*Goal of the exercise*
Transcribe every line exactly. Leave the pictures behind.

** start **

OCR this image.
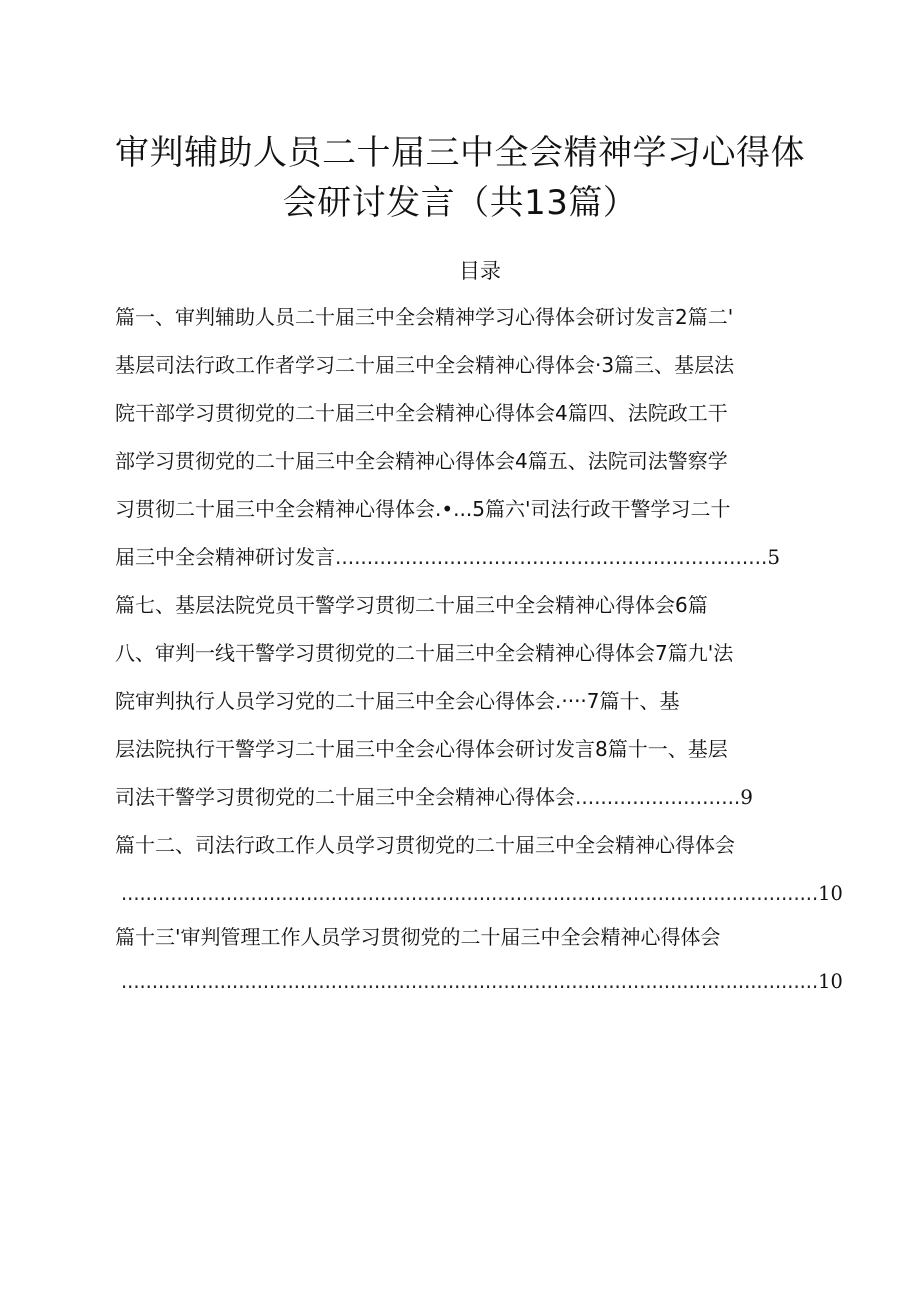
审判辅助人员二十届三中全会精神学习心得体
会研讨发言（共13篇）
目录
篇一、审判辅助人员二十届三中全会精神学习心得体会研讨发言2篇二'
基层司法行政工作者学习二十届三中全会精神心得体会·3篇三、基层法
院干部学习贯彻党的二十届三中全会精神心得体会4篇四、法院政工干
部学习贯彻党的二十届三中全会精神心得体会4篇五、法院司法警察学
习贯彻二十届三中全会精神心得体会.•...5篇六'司法行政干警学习二十
届三中全会精神研讨发言....................................................................5
篇七、基层法院党员干警学习贯彻二十届三中全会精神心得体会6篇
八、审判一线干警学习贯彻党的二十届三中全会精神心得体会7篇九'法
院审判执行人员学习党的二十届三中全会心得体会.····7篇十、基
层法院执行干警学习二十届三中全会心得体会研讨发言8篇十一、基层
司法干警学习贯彻党的二十届三中全会精神心得体会..........................9
篇十二、司法行政工作人员学习贯彻党的二十届三中全会精神心得体会
.................................................................................................................10
篇十三'审判管理工作人员学习贯彻党的二十届三中全会精神心得体会
.................................................................................................................10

** end **

*The result*
OCR this image.
审判辅助人员二十届三中全会精神学习心得体
会研讨发言（共13篇）
目录
篇一、审判辅助人员二十届三中全会精神学习心得体会研讨发言2篇二'
基层司法行政工作者学习二十届三中全会精神心得体会·3篇三、基层法
院干部学习贯彻党的二十届三中全会精神心得体会4篇四、法院政工干
部学习贯彻党的二十届三中全会精神心得体会4篇五、法院司法警察学
习贯彻二十届三中全会精神心得体会.•...5篇六'司法行政干警学习二十
届三中全会精神研讨发言....................................................................5
篇七、基层法院党员干警学习贯彻二十届三中全会精神心得体会6篇
八、审判一线干警学习贯彻党的二十届三中全会精神心得体会7篇九'法
院审判执行人员学习党的二十届三中全会心得体会.····7篇十、基
层法院执行干警学习二十届三中全会心得体会研讨发言8篇十一、基层
司法干警学习贯彻党的二十届三中全会精神心得体会..........................9
篇十二、司法行政工作人员学习贯彻党的二十届三中全会精神心得体会
.................................................................................................................10
篇十三'审判管理工作人员学习贯彻党的二十届三中全会精神心得体会
.................................................................................................................10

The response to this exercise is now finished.